▸ **Goal**
Copy out the lines from the first one through the line holding "key-label: S (118, 326, 127, 340)", inclusive, and no others.

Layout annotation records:
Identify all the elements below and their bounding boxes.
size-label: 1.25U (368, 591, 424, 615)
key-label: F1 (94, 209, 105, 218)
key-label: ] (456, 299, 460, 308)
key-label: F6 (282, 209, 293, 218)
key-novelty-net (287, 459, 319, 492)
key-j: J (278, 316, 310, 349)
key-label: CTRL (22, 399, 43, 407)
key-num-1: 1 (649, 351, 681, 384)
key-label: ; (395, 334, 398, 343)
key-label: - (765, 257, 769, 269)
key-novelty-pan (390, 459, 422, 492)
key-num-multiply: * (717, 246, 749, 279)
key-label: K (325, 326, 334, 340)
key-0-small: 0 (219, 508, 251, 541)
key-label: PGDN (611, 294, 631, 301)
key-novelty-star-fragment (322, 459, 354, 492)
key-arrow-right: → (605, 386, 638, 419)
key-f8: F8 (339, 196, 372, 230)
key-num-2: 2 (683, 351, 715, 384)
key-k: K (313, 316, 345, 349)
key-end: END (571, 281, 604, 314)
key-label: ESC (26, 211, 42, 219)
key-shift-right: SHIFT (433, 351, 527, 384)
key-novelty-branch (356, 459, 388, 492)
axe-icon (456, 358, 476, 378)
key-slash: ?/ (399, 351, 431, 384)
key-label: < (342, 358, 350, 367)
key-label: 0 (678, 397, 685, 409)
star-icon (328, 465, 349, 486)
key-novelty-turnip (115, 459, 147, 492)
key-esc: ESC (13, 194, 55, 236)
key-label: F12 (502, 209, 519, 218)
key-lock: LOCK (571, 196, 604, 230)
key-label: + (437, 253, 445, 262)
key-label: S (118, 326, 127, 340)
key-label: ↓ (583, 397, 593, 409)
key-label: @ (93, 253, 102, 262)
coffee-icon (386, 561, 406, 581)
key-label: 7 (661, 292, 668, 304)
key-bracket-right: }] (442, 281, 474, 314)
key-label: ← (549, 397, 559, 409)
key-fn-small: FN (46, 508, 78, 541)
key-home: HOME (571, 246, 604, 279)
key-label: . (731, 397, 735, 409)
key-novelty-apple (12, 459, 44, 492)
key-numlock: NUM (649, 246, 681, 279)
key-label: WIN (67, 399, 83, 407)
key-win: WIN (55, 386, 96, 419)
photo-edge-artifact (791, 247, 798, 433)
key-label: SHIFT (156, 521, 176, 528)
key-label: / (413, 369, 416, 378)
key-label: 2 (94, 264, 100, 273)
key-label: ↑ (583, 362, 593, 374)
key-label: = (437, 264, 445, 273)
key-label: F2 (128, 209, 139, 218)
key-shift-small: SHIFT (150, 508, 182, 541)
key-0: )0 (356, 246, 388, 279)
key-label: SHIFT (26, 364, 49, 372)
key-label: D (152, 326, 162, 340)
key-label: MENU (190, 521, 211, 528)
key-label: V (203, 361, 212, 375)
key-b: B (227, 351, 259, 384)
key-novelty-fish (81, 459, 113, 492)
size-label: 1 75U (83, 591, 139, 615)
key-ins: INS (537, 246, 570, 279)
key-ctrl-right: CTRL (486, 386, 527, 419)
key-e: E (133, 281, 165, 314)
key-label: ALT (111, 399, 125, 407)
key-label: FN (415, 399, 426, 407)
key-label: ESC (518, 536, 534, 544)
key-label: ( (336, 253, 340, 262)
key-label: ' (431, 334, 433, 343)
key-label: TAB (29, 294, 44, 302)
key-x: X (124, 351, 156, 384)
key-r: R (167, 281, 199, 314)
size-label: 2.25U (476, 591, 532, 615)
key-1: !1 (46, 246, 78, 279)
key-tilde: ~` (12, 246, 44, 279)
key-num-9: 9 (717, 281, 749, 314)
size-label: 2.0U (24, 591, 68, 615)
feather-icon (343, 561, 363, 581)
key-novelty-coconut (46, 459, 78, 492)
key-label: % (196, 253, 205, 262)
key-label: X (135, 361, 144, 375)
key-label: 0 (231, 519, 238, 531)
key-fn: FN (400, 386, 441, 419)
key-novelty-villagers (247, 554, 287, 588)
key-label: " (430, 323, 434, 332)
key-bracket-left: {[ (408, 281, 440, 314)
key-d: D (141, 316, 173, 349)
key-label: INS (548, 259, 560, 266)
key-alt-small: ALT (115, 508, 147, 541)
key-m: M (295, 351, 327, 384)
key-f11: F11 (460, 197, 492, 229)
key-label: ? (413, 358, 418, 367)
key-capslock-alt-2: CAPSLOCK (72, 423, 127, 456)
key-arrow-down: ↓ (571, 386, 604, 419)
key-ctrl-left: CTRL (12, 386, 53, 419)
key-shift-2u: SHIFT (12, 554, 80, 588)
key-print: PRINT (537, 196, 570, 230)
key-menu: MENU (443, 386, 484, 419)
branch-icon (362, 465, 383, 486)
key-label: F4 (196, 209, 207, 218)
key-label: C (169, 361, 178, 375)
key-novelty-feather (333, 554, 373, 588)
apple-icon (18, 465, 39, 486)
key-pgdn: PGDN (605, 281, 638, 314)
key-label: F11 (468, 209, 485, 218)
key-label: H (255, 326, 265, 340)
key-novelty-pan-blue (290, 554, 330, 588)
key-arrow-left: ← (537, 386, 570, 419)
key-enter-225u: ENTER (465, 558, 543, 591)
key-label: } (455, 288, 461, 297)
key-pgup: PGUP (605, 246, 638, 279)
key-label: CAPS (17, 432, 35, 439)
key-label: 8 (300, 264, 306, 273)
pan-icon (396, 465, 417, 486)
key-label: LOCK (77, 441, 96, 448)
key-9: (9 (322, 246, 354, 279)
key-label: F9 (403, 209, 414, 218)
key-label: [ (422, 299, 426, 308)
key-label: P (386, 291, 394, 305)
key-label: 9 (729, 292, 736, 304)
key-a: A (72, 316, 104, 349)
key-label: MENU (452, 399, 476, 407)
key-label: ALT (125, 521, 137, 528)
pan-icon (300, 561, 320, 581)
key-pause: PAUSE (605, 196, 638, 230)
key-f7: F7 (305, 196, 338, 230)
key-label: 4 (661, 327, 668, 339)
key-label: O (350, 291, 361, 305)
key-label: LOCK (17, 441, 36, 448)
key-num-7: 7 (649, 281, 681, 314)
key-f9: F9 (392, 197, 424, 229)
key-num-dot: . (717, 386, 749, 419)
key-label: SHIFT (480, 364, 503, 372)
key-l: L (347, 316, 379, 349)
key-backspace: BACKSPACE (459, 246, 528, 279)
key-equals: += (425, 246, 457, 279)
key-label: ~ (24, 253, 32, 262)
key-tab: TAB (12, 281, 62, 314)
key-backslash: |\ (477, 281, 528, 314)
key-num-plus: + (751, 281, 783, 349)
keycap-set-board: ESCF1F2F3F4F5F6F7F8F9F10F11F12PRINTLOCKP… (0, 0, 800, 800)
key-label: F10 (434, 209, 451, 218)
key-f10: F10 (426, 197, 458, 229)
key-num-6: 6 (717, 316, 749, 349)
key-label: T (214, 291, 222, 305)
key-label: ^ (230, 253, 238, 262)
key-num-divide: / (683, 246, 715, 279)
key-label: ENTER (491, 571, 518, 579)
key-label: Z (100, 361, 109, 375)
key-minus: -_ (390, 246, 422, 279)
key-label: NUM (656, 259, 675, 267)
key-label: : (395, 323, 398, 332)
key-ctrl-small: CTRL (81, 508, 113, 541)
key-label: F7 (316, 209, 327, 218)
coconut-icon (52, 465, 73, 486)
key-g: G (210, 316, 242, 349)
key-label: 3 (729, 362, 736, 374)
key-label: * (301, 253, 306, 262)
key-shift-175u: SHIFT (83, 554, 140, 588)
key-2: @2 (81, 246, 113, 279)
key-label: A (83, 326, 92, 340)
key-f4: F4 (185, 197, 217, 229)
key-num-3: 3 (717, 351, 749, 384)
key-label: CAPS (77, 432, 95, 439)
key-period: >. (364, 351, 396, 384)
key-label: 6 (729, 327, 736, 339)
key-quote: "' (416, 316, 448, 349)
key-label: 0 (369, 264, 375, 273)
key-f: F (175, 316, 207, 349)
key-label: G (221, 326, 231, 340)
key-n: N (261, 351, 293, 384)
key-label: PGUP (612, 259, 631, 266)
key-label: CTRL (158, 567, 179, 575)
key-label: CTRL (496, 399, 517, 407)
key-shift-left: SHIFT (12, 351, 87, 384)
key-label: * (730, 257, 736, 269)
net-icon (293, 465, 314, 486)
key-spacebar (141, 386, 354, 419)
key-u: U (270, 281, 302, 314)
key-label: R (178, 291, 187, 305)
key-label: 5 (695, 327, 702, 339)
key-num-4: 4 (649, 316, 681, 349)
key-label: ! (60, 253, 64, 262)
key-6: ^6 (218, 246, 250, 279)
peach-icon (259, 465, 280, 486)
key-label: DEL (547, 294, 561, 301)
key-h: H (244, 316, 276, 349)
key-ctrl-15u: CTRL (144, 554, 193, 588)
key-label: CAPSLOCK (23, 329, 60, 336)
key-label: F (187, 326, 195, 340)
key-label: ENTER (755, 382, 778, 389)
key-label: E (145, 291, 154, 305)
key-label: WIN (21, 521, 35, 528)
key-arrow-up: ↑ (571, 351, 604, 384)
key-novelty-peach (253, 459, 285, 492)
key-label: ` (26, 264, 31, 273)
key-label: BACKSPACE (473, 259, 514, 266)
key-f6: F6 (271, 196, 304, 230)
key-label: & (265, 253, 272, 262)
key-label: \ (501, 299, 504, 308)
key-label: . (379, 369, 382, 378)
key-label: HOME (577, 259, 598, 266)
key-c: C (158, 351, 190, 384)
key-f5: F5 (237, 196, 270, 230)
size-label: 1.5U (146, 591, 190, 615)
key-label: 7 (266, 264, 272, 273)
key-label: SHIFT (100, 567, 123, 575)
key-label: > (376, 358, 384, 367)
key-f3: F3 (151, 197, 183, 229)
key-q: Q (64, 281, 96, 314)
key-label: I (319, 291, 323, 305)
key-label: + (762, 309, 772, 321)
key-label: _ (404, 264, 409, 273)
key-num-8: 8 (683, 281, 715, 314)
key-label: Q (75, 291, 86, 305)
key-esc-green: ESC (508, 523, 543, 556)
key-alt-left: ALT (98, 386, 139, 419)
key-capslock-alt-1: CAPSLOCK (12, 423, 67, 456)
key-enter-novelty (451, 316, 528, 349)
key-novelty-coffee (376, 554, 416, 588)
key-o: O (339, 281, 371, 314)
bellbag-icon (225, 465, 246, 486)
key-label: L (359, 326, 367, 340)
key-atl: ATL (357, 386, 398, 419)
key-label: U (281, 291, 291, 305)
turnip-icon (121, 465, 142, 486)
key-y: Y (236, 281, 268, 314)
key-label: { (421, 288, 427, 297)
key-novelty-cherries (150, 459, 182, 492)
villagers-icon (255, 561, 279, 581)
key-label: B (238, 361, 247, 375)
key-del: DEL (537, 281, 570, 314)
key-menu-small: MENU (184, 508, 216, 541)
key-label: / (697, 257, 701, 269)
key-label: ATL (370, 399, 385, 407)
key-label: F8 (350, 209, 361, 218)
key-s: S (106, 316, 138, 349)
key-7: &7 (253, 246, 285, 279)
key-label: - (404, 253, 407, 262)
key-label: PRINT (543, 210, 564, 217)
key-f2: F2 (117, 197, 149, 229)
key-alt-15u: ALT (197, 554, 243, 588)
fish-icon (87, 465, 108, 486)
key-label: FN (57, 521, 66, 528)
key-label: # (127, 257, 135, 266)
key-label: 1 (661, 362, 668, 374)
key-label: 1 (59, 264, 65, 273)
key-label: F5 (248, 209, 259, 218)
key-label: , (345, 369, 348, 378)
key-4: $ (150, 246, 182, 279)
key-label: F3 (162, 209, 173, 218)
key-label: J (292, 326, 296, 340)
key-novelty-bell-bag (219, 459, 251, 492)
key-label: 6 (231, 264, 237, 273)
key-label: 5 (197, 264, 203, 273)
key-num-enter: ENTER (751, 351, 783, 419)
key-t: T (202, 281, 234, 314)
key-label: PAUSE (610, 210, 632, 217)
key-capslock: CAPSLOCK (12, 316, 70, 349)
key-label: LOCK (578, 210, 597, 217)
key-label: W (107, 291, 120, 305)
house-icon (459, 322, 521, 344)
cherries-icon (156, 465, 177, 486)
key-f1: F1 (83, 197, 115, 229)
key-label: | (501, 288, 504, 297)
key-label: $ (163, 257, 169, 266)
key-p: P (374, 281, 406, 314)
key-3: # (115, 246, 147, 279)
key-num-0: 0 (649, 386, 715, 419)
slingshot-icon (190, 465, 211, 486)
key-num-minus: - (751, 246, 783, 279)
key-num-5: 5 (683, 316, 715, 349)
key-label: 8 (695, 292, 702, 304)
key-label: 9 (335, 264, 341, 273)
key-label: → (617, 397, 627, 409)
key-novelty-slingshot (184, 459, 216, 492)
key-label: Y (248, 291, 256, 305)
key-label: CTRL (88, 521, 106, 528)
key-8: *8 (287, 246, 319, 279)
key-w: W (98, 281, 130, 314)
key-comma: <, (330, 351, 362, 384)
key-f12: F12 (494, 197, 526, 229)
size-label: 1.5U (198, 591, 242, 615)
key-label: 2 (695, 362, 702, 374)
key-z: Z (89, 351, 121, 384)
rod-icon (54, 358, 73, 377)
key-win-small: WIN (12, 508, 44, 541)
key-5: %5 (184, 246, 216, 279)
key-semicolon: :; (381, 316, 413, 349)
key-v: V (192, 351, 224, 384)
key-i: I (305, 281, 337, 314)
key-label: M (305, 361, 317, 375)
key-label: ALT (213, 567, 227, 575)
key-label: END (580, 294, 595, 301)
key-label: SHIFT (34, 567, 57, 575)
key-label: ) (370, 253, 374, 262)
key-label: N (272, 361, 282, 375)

▸ **Complete answer**
Identify all the elements below and their bounding boxes.
size-label: 1.25U (368, 591, 424, 615)
key-label: F1 (94, 209, 105, 218)
key-label: ] (456, 299, 460, 308)
key-label: F6 (282, 209, 293, 218)
key-novelty-net (287, 459, 319, 492)
key-j: J (278, 316, 310, 349)
key-label: CTRL (22, 399, 43, 407)
key-num-1: 1 (649, 351, 681, 384)
key-label: ; (395, 334, 398, 343)
key-label: - (765, 257, 769, 269)
key-novelty-pan (390, 459, 422, 492)
key-num-multiply: * (717, 246, 749, 279)
key-label: K (325, 326, 334, 340)
key-0-small: 0 (219, 508, 251, 541)
key-label: PGDN (611, 294, 631, 301)
key-novelty-star-fragment (322, 459, 354, 492)
key-arrow-right: → (605, 386, 638, 419)
key-f8: F8 (339, 196, 372, 230)
key-num-2: 2 (683, 351, 715, 384)
key-k: K (313, 316, 345, 349)
key-end: END (571, 281, 604, 314)
key-label: ESC (26, 211, 42, 219)
key-shift-right: SHIFT (433, 351, 527, 384)
key-novelty-branch (356, 459, 388, 492)
axe-icon (456, 358, 476, 378)
key-slash: ?/ (399, 351, 431, 384)
key-label: < (342, 358, 350, 367)
key-label: 0 (678, 397, 685, 409)
star-icon (328, 465, 349, 486)
key-novelty-turnip (115, 459, 147, 492)
key-esc: ESC (13, 194, 55, 236)
key-label: F12 (502, 209, 519, 218)
key-lock: LOCK (571, 196, 604, 230)
key-label: + (437, 253, 445, 262)
key-label: S (118, 326, 127, 340)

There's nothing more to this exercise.